═══ ENTRIES PROVIDED
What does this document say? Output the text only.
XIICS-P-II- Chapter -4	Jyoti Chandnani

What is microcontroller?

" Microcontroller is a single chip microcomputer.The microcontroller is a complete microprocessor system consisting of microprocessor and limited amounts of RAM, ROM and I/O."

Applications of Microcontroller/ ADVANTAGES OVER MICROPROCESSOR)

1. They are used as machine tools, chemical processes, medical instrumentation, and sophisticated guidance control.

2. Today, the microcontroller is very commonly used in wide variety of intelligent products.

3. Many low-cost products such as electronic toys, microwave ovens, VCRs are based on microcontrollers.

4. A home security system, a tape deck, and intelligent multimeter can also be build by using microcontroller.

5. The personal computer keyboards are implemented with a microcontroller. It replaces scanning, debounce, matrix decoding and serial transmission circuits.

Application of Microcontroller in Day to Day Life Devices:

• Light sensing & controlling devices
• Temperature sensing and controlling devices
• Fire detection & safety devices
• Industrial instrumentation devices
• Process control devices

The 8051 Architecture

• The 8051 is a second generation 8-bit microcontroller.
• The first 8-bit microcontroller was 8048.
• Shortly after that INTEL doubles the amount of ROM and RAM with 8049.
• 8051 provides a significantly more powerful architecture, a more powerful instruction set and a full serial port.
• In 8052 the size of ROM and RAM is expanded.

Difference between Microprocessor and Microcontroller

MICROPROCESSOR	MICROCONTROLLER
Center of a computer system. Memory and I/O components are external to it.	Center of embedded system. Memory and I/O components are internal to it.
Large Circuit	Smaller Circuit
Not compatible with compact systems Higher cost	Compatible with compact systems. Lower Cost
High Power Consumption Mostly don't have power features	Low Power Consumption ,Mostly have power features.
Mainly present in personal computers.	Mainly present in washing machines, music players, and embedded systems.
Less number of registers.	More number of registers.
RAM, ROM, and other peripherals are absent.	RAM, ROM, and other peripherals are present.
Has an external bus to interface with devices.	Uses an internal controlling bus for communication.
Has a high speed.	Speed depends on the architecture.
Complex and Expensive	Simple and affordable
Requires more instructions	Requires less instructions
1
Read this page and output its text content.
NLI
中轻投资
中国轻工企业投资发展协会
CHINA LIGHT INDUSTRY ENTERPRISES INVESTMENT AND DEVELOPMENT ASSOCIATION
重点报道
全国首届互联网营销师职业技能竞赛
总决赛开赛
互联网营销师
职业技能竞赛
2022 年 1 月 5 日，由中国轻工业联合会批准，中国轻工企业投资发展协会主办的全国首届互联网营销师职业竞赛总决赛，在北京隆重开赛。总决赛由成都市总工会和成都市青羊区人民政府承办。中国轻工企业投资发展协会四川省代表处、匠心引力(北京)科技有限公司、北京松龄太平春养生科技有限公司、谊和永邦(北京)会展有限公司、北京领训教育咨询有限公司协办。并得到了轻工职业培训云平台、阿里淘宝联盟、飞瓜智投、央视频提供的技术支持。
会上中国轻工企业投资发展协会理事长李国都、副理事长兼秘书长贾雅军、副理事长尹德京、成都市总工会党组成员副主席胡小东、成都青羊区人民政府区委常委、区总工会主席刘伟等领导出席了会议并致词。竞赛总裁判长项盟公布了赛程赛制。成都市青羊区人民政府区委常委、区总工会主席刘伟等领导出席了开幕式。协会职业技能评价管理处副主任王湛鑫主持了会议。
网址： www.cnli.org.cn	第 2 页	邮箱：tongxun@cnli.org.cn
══════
> _DIRECTIVE_
Write out again, unchanged, every line from the line containing "Read this page and output its text content." to the final line of the material above.

> _TASK RESULT_
Read this page and output its text content.
NLI
中轻投资
中国轻工企业投资发展协会
CHINA LIGHT INDUSTRY ENTERPRISES INVESTMENT AND DEVELOPMENT ASSOCIATION
重点报道
全国首届互联网营销师职业技能竞赛
总决赛开赛
互联网营销师
职业技能竞赛
2022 年 1 月 5 日，由中国轻工业联合会批准，中国轻工企业投资发展协会主办的全国首届互联网营销师职业竞赛总决赛，在北京隆重开赛。总决赛由成都市总工会和成都市青羊区人民政府承办。中国轻工企业投资发展协会四川省代表处、匠心引力(北京)科技有限公司、北京松龄太平春养生科技有限公司、谊和永邦(北京)会展有限公司、北京领训教育咨询有限公司协办。并得到了轻工职业培训云平台、阿里淘宝联盟、飞瓜智投、央视频提供的技术支持。
会上中国轻工企业投资发展协会理事长李国都、副理事长兼秘书长贾雅军、副理事长尹德京、成都市总工会党组成员副主席胡小东、成都青羊区人民政府区委常委、区总工会主席刘伟等领导出席了会议并致词。竞赛总裁判长项盟公布了赛程赛制。成都市青羊区人民政府区委常委、区总工会主席刘伟等领导出席了开幕式。协会职业技能评价管理处副主任王湛鑫主持了会议。
网址： www.cnli.org.cn	第 2 页	邮箱：tongxun@cnli.org.cn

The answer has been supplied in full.